TEXT BLOCK –
****************

F. & M. Schaefer Brewing Co. v. Gerosa

Fuld, J.

Whether the City of New York may tax receipts from sales by a local concern to its out-of-state customers where delivery of the goods sold was made in New York, is the question for decision.

The taxpayer, the F. & M. Schaefer Brewing Company, is a domestic corporation engaged in operating a brewery in Brooklyn. It sells its beer to retailers in the metropolitan area and also to wholesale distributors in New York and in neighboring states. Each of these distributors is an independent business organization, selling Schaefer beer as well as the products of other breweries.

*426The sales, made to the out-of-state distributors (located in New England, Pennsylvania and New Jersey), were handled exactly as were those made to customers doing business in New York. The customer’s truck would be loaded at the brewery in Brooklyn with the beer ordered and, after the load had been checked by the driver and a Schaefer employee, the truck would be sealed ” and driven to the distributor’s place of business.

The trucking arrangements entered into by the different distributors varied; some owned their own trucks or leased them, while others used contract motor carriers or utilized motor vehicle common carriers. Whatever the arrangement, however, the trucker taking delivery of the beer was selected by the distributor and had no connection with the brewery. No employee or representative of Schaefer handled the beer, or accompanied it, once it left the brewery and it assumed no responsibility for the beer from that time on.

****************

DATASET EXCERPT –
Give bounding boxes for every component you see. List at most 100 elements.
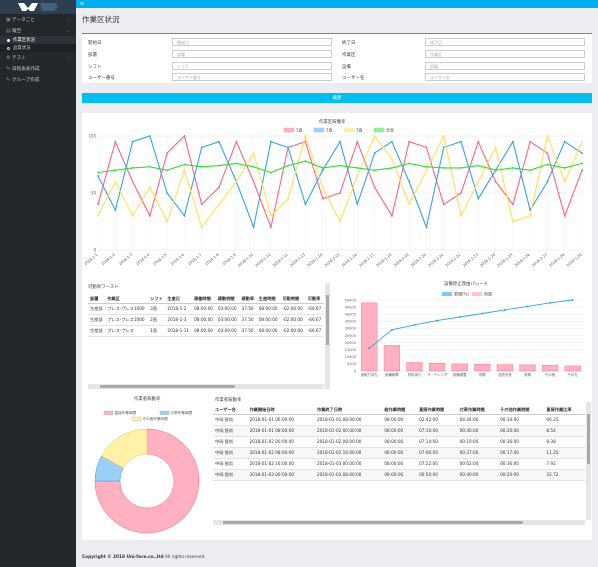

****************

WHAT IS BEING ASKED –
Repeat the Schaefer Brewing opinion between "Whether the City" and "question for decision.", inclusive, substituting "revenues" for "receipts". The listing isn't needed for this.

REPLY –
Whether the City of New York may tax revenues from sales by a local concern to its out-of-state customers where delivery of the goods sold was made in New York, is the question for decision.